- Short problem
Set down the full listing exactly, character for character.
++++ Material provided
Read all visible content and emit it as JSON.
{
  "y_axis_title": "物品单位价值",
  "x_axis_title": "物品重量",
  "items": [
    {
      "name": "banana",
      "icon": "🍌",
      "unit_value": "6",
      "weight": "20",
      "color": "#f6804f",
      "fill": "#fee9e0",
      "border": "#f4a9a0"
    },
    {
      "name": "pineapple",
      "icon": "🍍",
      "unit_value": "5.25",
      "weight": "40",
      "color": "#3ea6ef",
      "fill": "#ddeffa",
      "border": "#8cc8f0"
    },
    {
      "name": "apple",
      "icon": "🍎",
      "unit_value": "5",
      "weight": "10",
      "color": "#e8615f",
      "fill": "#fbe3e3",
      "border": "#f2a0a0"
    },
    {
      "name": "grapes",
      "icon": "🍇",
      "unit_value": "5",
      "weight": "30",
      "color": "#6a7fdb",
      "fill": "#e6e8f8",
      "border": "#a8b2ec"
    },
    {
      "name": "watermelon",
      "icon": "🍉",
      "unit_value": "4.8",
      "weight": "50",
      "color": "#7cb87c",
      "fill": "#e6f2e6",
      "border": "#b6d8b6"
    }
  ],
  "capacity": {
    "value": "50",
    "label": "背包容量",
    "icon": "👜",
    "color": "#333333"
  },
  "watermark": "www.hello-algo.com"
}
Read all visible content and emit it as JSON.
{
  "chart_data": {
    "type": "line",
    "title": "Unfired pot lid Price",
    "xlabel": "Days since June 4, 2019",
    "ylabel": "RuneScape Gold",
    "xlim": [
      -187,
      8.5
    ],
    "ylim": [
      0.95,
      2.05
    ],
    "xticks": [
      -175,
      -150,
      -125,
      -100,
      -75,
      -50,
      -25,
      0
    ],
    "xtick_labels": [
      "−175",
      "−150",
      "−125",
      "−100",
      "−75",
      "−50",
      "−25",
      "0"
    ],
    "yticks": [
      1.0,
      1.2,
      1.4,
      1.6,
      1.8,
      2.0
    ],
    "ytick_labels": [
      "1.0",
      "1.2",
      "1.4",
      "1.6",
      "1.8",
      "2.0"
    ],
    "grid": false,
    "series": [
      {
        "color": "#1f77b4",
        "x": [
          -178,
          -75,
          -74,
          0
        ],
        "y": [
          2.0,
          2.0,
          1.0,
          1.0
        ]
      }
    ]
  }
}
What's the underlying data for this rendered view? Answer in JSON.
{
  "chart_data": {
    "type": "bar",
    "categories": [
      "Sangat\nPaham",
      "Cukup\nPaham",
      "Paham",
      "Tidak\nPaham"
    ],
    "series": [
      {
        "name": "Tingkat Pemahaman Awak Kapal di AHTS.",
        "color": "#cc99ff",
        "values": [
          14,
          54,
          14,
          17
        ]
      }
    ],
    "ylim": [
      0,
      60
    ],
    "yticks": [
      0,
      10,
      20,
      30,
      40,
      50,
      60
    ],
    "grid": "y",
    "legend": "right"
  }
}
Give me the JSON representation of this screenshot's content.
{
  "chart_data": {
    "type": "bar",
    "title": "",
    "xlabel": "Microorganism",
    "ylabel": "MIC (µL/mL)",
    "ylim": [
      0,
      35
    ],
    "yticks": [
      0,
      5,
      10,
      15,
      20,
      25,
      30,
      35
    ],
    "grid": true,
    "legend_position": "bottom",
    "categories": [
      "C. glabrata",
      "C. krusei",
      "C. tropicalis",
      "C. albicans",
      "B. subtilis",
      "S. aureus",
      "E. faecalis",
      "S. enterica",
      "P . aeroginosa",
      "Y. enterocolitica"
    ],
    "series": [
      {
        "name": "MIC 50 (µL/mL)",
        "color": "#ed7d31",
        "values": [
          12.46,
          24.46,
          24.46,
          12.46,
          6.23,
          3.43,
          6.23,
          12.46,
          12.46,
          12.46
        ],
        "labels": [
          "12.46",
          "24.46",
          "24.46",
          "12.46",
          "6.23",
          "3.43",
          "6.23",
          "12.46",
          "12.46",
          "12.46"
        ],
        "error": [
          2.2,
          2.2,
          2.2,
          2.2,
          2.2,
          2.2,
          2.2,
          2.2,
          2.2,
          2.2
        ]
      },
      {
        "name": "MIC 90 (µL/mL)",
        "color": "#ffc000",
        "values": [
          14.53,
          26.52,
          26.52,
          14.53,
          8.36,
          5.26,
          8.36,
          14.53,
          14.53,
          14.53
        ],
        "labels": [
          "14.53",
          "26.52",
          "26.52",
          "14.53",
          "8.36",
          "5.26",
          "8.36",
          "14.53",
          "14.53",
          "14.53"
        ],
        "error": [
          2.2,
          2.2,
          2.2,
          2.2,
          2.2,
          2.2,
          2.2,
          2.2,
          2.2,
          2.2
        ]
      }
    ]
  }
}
++++++++
- Reply to the task
Read all visible content and emit it as JSON.
{
  "y_axis_title": "物品单位价值",
  "x_axis_title": "物品重量",
  "items": [
    {
      "name": "banana",
      "icon": "🍌",
      "unit_value": "6",
      "weight": "20",
      "color": "#f6804f",
      "fill": "#fee9e0",
      "border": "#f4a9a0"
    },
    {
      "name": "pineapple",
      "icon": "🍍",
      "unit_value": "5.25",
      "weight": "40",
      "color": "#3ea6ef",
      "fill": "#ddeffa",
      "border": "#8cc8f0"
    },
    {
      "name": "apple",
      "icon": "🍎",
      "unit_value": "5",
      "weight": "10",
      "color": "#e8615f",
      "fill": "#fbe3e3",
      "border": "#f2a0a0"
    },
    {
      "name": "grapes",
      "icon": "🍇",
      "unit_value": "5",
      "weight": "30",
      "color": "#6a7fdb",
      "fill": "#e6e8f8",
      "border": "#a8b2ec"
    },
    {
      "name": "watermelon",
      "icon": "🍉",
      "unit_value": "4.8",
      "weight": "50",
      "color": "#7cb87c",
      "fill": "#e6f2e6",
      "border": "#b6d8b6"
    }
  ],
  "capacity": {
    "value": "50",
    "label": "背包容量",
    "icon": "👜",
    "color": "#333333"
  },
  "watermark": "www.hello-algo.com"
}
Read all visible content and emit it as JSON.
{
  "chart_data": {
    "type": "line",
    "title": "Unfired pot lid Price",
    "xlabel": "Days since June 4, 2019",
    "ylabel": "RuneScape Gold",
    "xlim": [
      -187,
      8.5
    ],
    "ylim": [
      0.95,
      2.05
    ],
    "xticks": [
      -175,
      -150,
      -125,
      -100,
      -75,
      -50,
      -25,
      0
    ],
    "xtick_labels": [
      "−175",
      "−150",
      "−125",
      "−100",
      "−75",
      "−50",
      "−25",
      "0"
    ],
    "yticks": [
      1.0,
      1.2,
      1.4,
      1.6,
      1.8,
      2.0
    ],
    "ytick_labels": [
      "1.0",
      "1.2",
      "1.4",
      "1.6",
      "1.8",
      "2.0"
    ],
    "grid": false,
    "series": [
      {
        "color": "#1f77b4",
        "x": [
          -178,
          -75,
          -74,
          0
        ],
        "y": [
          2.0,
          2.0,
          1.0,
          1.0
        ]
      }
    ]
  }
}
What's the underlying data for this rendered view? Answer in JSON.
{
  "chart_data": {
    "type": "bar",
    "categories": [
      "Sangat\nPaham",
      "Cukup\nPaham",
      "Paham",
      "Tidak\nPaham"
    ],
    "series": [
      {
        "name": "Tingkat Pemahaman Awak Kapal di AHTS.",
        "color": "#cc99ff",
        "values": [
          14,
          54,
          14,
          17
        ]
      }
    ],
    "ylim": [
      0,
      60
    ],
    "yticks": [
      0,
      10,
      20,
      30,
      40,
      50,
      60
    ],
    "grid": "y",
    "legend": "right"
  }
}
Give me the JSON representation of this screenshot's content.
{
  "chart_data": {
    "type": "bar",
    "title": "",
    "xlabel": "Microorganism",
    "ylabel": "MIC (µL/mL)",
    "ylim": [
      0,
      35
    ],
    "yticks": [
      0,
      5,
      10,
      15,
      20,
      25,
      30,
      35
    ],
    "grid": true,
    "legend_position": "bottom",
    "categories": [
      "C. glabrata",
      "C. krusei",
      "C. tropicalis",
      "C. albicans",
      "B. subtilis",
      "S. aureus",
      "E. faecalis",
      "S. enterica",
      "P . aeroginosa",
      "Y. enterocolitica"
    ],
    "series": [
      {
        "name": "MIC 50 (µL/mL)",
        "color": "#ed7d31",
        "values": [
          12.46,
          24.46,
          24.46,
          12.46,
          6.23,
          3.43,
          6.23,
          12.46,
          12.46,
          12.46
        ],
        "labels": [
          "12.46",
          "24.46",
          "24.46",
          "12.46",
          "6.23",
          "3.43",
          "6.23",
          "12.46",
          "12.46",
          "12.46"
        ],
        "error": [
          2.2,
          2.2,
          2.2,
          2.2,
          2.2,
          2.2,
          2.2,
          2.2,
          2.2,
          2.2
        ]
      },
      {
        "name": "MIC 90 (µL/mL)",
        "color": "#ffc000",
        "values": [
          14.53,
          26.52,
          26.52,
          14.53,
          8.36,
          5.26,
          8.36,
          14.53,
          14.53,
          14.53
        ],
        "labels": [
          "14.53",
          "26.52",
          "26.52",
          "14.53",
          "8.36",
          "5.26",
          "8.36",
          "14.53",
          "14.53",
          "14.53"
        ],
        "error": [
          2.2,
          2.2,
          2.2,
          2.2,
          2.2,
          2.2,
          2.2,
          2.2,
          2.2,
          2.2
        ]
      }
    ]
  }
}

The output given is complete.